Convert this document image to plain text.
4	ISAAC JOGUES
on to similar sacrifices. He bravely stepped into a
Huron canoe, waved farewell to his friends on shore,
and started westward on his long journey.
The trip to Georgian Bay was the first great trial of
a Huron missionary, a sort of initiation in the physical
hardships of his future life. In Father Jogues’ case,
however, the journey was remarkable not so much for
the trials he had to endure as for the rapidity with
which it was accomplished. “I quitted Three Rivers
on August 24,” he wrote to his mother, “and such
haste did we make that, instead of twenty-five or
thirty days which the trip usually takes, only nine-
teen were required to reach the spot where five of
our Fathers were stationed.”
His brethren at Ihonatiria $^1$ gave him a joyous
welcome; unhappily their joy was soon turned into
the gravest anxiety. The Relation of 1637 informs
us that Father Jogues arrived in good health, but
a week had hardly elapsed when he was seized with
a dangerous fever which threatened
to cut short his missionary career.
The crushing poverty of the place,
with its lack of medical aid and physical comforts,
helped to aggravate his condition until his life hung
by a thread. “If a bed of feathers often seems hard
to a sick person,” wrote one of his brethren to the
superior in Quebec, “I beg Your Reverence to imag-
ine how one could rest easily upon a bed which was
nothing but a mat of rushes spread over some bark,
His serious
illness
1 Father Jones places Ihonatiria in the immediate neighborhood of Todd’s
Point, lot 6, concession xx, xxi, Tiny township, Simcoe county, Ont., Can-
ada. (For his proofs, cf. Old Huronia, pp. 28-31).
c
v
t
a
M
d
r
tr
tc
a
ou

• • • •

### Exercise instructions
Reproduce the records in full, exactly as written.

### Reply
Convert this document image to plain text.
4	ISAAC JOGUES
on to similar sacrifices. He bravely stepped into a
Huron canoe, waved farewell to his friends on shore,
and started westward on his long journey.
The trip to Georgian Bay was the first great trial of
a Huron missionary, a sort of initiation in the physical
hardships of his future life. In Father Jogues’ case,
however, the journey was remarkable not so much for
the trials he had to endure as for the rapidity with
which it was accomplished. “I quitted Three Rivers
on August 24,” he wrote to his mother, “and such
haste did we make that, instead of twenty-five or
thirty days which the trip usually takes, only nine-
teen were required to reach the spot where five of
our Fathers were stationed.”
His brethren at Ihonatiria $^1$ gave him a joyous
welcome; unhappily their joy was soon turned into
the gravest anxiety. The Relation of 1637 informs
us that Father Jogues arrived in good health, but
a week had hardly elapsed when he was seized with
a dangerous fever which threatened
to cut short his missionary career.
The crushing poverty of the place,
with its lack of medical aid and physical comforts,
helped to aggravate his condition until his life hung
by a thread. “If a bed of feathers often seems hard
to a sick person,” wrote one of his brethren to the
superior in Quebec, “I beg Your Reverence to imag-
ine how one could rest easily upon a bed which was
nothing but a mat of rushes spread over some bark,
His serious
illness
1 Father Jones places Ihonatiria in the immediate neighborhood of Todd’s
Point, lot 6, concession xx, xxi, Tiny township, Simcoe county, Ont., Can-
ada. (For his proofs, cf. Old Huronia, pp. 28-31).
c
v
t
a
M
d
r
tr
tc
a
ou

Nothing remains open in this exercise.